So don’t mistake me. I fully agree it’s a transformative concept and that it didn’t really change thinking to the degree it should have until the 1970’s and arguably really not until the late 80’s did it reach a critical mass. The transformation such that even popular shows about science had to include the notions happened in my life time. That said, Readers Digest was printing abridged forms of Hayek’s views decades earlier. And within more narrow disciplines complexity and systems thinking was engaged before that. Just not as much as it should have been.

I think my difference with you is I see this less as a revolution happening in a short time so much as a slow understanding of many issues starting first at the dawn of modernism and then more significantly in the late 19th century. It’s problematic to point to a particular point, whether it be the 1940’s with the beginning of thinking through computational issues or the 1970’s and 80’s when chaos and formal emergence get considered more carefully. It’s a problem precisely because we then miss how complexity and emergence are so key to earlier ideas, like the “invisible hand.” That the implication and power of these ideas was neglected seems undeniable. That those ideas entail these issues can’t be neglected though.

Something like Conways game of life perhaps demonstrates these things better for the popular mind than what came before could. As do things like fractals. But it’s important not to conflate the popular recognition of issues with the ideas where they originate. The rise of chaos theory, for instance, in the 80’s certainly is far more detailed than what came before. More significantly it gives relatively concrete mathematical models for how these things work. But the invisible hand entailed by game theory is just as much a demonstration of complexity and was decades earlier.

Perhaps this is just me being pedantic though. Yet I think it is just very hard to grapple with the ideas of Darwin, Peirce, or Smith without inherently having to deal with just these issues of complexity, networks, and emergence.
══════════
• [TO DO]:
Repeat the passage on complexity and emergence word for word, from "So don’t mistake" up to and including "should have been.". The listing has nothing to do with the passage on complexity and emergence.

• [STORED DATA]:
══════════
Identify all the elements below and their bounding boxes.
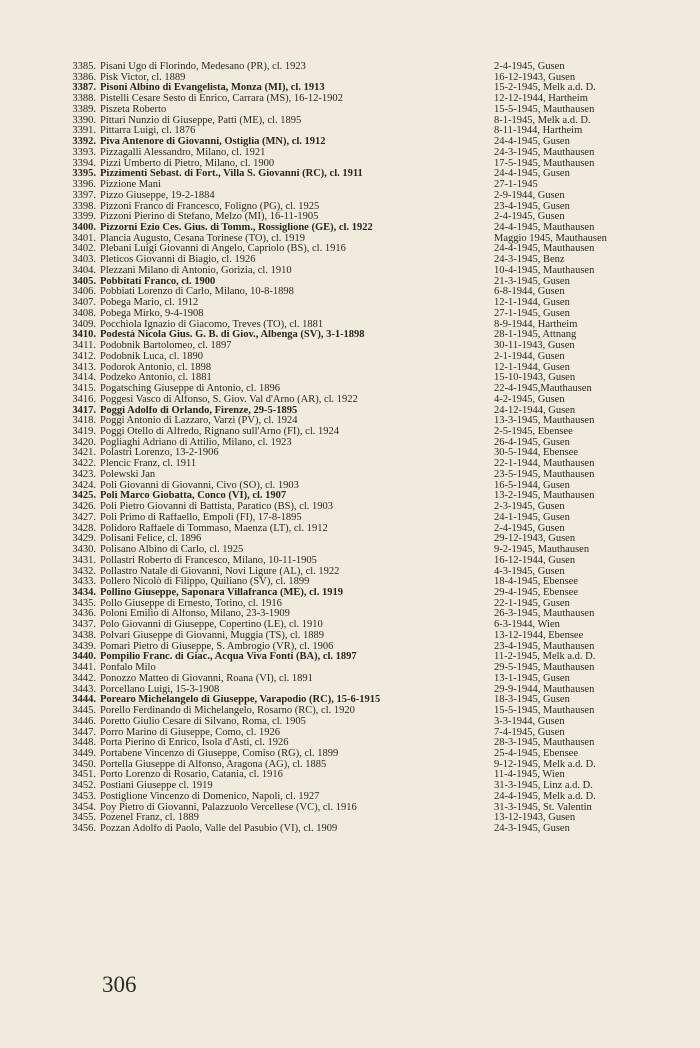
══════════
• [WORKED ANSWER]:
So don’t mistake me. I fully agree it’s a transformative concept and that it didn’t really change thinking to the degree it should have until the 1970’s and arguably really not until the late 80’s did it reach a critical mass. The transformation such that even popular shows about science had to include the notions happened in my life time. That said, Readers Digest was printing abridged forms of Hayek’s views decades earlier. And within more narrow disciplines complexity and systems thinking was engaged before that. Just not as much as it should have been.